# WRITTEN PROBLEM
Find the lines of data that contain the string "Lesson", then list them.

--- Start SUPPLIED DATA ---

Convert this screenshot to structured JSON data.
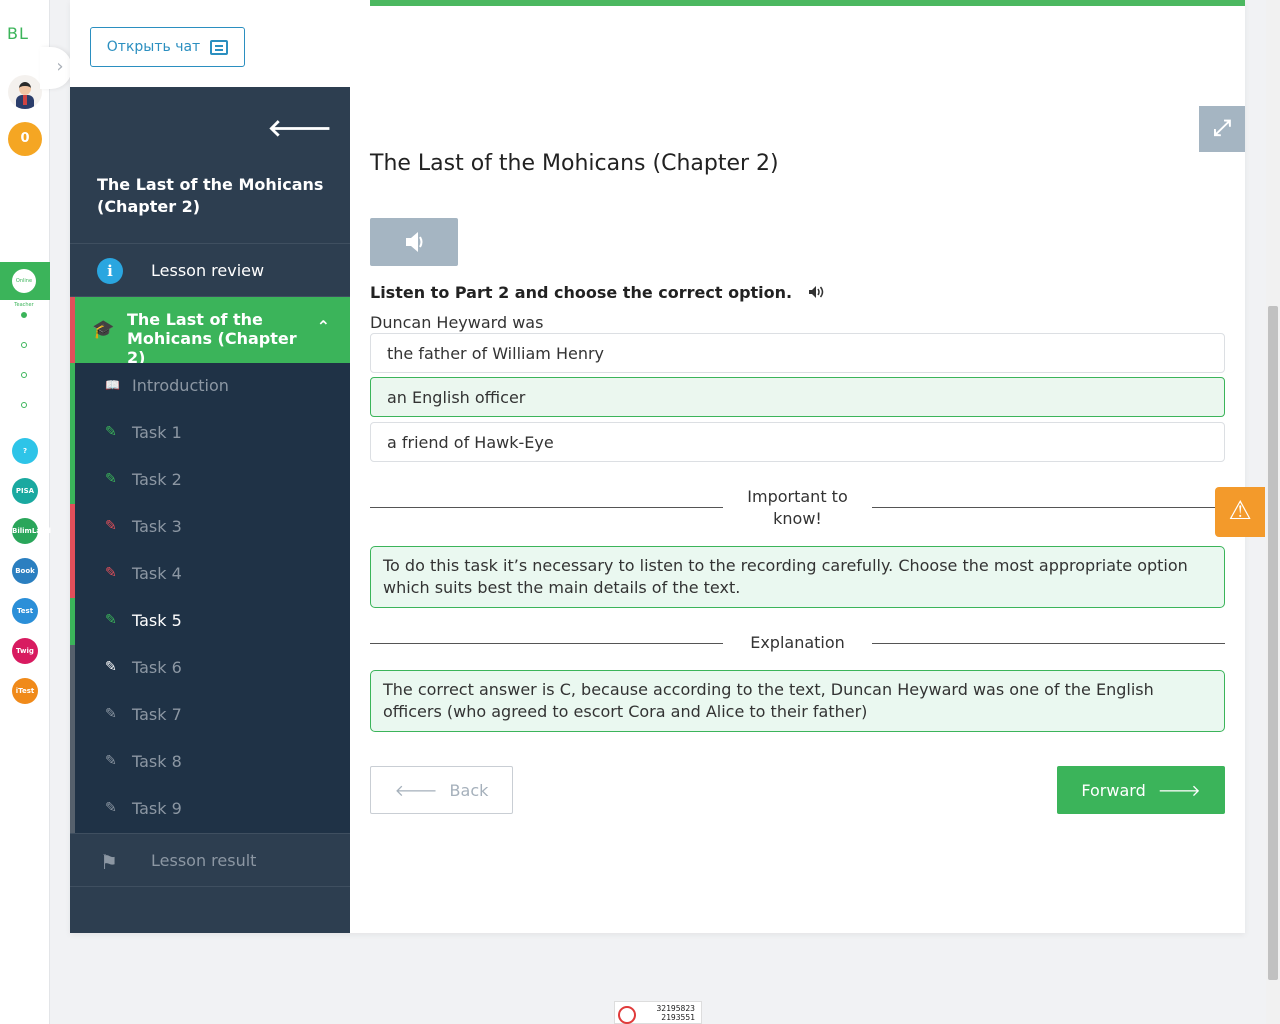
{
  "rail": {
    "logo": "BL",
    "coins": "0",
    "active_icon_label": "Online Teacher",
    "apps": [
      {
        "name": "help",
        "label": "?",
        "color": "#2ec4e8"
      },
      {
        "name": "pisa",
        "label": "PISA",
        "color": "#1aa9a0"
      },
      {
        "name": "bilimland",
        "label": "BilimLand",
        "color": "#2aa65a"
      },
      {
        "name": "bilimbook",
        "label": "Book",
        "color": "#2b7fc0"
      },
      {
        "name": "test",
        "label": "Test",
        "color": "#2b8fd8"
      },
      {
        "name": "twig",
        "label": "Twig",
        "color": "#d81b60"
      },
      {
        "name": "itest",
        "label": "iTest",
        "color": "#f08a1a"
      }
    ]
  },
  "header": {
    "chat_button": "Открыть чат"
  },
  "sidebar": {
    "title": "The Last of the Mohicans (Chapter 2)",
    "review": "Lesson review",
    "chapter": "The Last of the Mohicans (Chapter 2)",
    "items": [
      {
        "label": "Introduction",
        "status": "green",
        "icon": "book-icon",
        "active": false
      },
      {
        "label": "Task 1",
        "status": "green",
        "icon": "edit-icon",
        "active": false
      },
      {
        "label": "Task 2",
        "status": "green",
        "icon": "edit-icon",
        "active": false
      },
      {
        "label": "Task 3",
        "status": "red",
        "icon": "edit-icon",
        "active": false
      },
      {
        "label": "Task 4",
        "status": "red",
        "icon": "edit-icon",
        "active": false
      },
      {
        "label": "Task 5",
        "status": "green",
        "icon": "edit-icon",
        "active": true
      },
      {
        "label": "Task 6",
        "status": "grey",
        "icon": "edit-icon",
        "active": false
      },
      {
        "label": "Task 7",
        "status": "grey",
        "icon": "edit-icon",
        "active": false
      },
      {
        "label": "Task 8",
        "status": "grey",
        "icon": "edit-icon",
        "active": false
      },
      {
        "label": "Task 9",
        "status": "grey",
        "icon": "edit-icon",
        "active": false
      }
    ],
    "result": "Lesson result"
  },
  "content": {
    "title": "The Last of the Mohicans (Chapter 2)",
    "instruction": "Listen to Part 2 and choose the correct option.",
    "question": "Duncan Heyward was",
    "options": [
      {
        "text": "the father of William Henry",
        "selected": false
      },
      {
        "text": "an English officer",
        "selected": true
      },
      {
        "text": "a friend of Hawk-Eye",
        "selected": false
      }
    ],
    "important_label": "Important to know!",
    "important_text": "To do this task it’s necessary to listen to the recording carefully. Choose the most appropriate option which suits best the main details of the text.",
    "explanation_label": "Explanation",
    "explanation_text": "The correct answer is C, because according to the text, Duncan Heyward was one of the English officers (who agreed to escort Cora and Alice to their father)",
    "back": "Back",
    "forward": "Forward"
  },
  "counter": {
    "line1": "32195823",
    "line2": "2193551"
  },
  "colors": {
    "brand_green": "#3bb45a",
    "sidebar_bg": "#2d3e50",
    "error_red": "#e24f5a",
    "warning_orange": "#f39a2b"
  }
}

--- End SUPPLIED DATA ---

# RESPONSE
    "review": "Lesson review",
    "result": "Lesson result"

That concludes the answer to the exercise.